Do this: Look through the data and write out every line with the word "المختبر" in it.

Data extract:
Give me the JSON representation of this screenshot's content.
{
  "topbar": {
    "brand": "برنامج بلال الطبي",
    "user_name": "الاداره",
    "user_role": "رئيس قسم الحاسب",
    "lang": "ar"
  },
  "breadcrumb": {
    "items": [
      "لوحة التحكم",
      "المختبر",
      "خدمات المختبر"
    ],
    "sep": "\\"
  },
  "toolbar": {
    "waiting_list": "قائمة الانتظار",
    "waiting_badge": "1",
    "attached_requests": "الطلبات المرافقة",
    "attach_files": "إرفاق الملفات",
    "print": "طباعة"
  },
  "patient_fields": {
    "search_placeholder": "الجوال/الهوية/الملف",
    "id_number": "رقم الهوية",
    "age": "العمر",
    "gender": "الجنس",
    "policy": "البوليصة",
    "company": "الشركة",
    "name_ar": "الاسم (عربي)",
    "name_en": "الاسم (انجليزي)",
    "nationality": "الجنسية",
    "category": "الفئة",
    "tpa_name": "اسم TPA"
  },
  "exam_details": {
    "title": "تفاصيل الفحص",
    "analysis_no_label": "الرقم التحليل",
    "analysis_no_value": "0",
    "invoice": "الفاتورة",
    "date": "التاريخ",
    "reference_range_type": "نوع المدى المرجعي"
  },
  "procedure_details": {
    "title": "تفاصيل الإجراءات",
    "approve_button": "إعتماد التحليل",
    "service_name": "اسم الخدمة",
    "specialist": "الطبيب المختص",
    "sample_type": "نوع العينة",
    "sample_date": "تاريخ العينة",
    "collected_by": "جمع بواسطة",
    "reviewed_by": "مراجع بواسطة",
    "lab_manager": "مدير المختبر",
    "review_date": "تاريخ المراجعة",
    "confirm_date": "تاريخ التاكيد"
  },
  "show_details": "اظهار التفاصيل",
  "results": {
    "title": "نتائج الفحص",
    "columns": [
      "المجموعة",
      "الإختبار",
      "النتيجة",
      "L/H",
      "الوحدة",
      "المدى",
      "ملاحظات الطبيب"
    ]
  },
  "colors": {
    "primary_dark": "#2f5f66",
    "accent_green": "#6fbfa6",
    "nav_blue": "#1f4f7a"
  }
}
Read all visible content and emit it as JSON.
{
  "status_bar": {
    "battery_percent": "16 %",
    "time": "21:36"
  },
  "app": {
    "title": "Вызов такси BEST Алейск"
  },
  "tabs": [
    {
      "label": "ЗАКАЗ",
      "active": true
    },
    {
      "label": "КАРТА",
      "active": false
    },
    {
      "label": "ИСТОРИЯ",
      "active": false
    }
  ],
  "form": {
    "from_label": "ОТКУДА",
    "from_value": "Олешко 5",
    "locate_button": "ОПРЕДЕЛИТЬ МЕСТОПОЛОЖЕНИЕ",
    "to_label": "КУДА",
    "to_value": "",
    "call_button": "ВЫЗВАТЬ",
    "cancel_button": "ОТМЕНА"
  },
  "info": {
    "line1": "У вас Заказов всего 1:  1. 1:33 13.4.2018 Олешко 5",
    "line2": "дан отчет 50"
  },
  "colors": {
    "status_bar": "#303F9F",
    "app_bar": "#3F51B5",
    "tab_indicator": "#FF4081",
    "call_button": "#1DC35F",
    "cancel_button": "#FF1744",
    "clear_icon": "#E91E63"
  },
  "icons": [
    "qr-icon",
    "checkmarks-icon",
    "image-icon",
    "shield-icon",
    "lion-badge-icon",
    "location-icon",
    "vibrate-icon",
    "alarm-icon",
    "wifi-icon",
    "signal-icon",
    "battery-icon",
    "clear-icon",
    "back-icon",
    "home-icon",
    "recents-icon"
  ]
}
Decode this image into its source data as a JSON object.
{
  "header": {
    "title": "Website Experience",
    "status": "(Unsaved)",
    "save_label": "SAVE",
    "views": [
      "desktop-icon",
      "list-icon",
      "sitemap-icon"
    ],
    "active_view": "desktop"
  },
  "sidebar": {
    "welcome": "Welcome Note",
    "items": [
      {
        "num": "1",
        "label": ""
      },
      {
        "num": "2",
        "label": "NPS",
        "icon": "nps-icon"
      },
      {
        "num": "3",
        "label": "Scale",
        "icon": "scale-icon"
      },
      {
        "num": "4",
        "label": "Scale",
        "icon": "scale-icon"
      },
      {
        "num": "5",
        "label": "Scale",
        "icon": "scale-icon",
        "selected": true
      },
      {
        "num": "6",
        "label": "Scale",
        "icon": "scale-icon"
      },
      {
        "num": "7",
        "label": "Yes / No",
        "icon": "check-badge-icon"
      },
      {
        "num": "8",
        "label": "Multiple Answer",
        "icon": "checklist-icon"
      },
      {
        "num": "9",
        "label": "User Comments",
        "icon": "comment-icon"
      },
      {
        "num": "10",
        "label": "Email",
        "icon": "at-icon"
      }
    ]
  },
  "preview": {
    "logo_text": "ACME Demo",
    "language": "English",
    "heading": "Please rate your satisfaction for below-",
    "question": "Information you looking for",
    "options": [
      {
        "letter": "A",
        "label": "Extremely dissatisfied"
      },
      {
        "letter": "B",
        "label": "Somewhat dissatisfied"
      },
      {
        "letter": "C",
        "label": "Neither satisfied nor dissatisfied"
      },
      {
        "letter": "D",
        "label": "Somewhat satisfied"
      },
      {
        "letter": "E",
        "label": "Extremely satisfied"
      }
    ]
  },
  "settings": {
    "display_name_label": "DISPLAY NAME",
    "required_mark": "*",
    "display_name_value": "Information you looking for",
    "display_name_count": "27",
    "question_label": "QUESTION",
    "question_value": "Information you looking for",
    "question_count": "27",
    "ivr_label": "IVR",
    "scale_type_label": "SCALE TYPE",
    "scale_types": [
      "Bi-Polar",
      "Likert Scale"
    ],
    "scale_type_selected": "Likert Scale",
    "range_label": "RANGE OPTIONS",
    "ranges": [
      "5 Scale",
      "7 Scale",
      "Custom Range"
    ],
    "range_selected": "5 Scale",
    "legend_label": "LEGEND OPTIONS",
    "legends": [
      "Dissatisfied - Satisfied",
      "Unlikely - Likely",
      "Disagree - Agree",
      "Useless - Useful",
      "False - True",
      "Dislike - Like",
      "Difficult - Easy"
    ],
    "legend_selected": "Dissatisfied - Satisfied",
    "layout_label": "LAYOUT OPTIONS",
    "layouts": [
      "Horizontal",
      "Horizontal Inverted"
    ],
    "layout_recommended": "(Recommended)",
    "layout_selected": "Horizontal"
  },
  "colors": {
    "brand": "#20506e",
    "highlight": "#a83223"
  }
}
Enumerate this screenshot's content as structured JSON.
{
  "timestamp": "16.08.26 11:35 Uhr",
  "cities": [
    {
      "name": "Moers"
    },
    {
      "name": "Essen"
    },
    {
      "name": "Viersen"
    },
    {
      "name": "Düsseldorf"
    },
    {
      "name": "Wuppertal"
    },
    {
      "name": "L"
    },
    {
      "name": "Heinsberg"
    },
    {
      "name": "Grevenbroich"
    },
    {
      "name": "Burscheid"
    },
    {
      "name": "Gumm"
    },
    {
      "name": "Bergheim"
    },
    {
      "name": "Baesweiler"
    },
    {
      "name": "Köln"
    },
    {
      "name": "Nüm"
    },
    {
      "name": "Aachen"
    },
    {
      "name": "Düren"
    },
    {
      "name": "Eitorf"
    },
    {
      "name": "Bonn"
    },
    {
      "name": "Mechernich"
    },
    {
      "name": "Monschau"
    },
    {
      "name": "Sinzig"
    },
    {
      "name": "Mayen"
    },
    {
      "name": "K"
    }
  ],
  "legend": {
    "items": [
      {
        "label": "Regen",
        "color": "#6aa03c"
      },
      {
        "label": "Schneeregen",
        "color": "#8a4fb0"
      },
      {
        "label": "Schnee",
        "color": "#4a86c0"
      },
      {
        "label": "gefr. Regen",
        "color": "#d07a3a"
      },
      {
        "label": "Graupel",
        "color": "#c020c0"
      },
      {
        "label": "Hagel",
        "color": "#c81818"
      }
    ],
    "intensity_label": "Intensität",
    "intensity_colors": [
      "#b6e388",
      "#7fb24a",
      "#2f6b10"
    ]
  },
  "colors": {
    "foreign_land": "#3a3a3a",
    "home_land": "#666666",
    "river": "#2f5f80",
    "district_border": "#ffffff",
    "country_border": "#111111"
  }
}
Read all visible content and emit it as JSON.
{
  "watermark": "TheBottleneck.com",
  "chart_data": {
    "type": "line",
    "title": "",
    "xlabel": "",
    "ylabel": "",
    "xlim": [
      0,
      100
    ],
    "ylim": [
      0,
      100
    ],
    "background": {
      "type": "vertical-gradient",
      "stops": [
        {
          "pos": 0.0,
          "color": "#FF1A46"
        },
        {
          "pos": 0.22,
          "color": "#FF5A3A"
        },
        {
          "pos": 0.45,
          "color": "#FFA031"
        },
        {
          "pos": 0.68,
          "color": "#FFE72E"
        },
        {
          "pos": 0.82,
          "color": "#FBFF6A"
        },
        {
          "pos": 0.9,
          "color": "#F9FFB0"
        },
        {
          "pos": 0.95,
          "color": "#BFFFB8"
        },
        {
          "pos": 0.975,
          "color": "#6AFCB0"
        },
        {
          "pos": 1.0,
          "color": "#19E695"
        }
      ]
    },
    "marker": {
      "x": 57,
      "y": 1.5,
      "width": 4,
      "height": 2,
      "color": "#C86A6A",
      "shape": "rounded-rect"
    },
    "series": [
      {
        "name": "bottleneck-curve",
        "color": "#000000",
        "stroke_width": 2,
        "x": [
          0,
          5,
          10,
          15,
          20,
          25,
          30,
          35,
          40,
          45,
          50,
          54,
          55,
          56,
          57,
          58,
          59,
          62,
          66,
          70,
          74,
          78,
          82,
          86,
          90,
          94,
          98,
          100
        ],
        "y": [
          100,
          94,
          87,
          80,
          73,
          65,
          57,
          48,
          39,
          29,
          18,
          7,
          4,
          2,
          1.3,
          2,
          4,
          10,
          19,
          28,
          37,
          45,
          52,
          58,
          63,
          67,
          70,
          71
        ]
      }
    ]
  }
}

Solution:
      "المختبر",
      "خدمات المختبر"
    "lab_manager": "مدير المختبر",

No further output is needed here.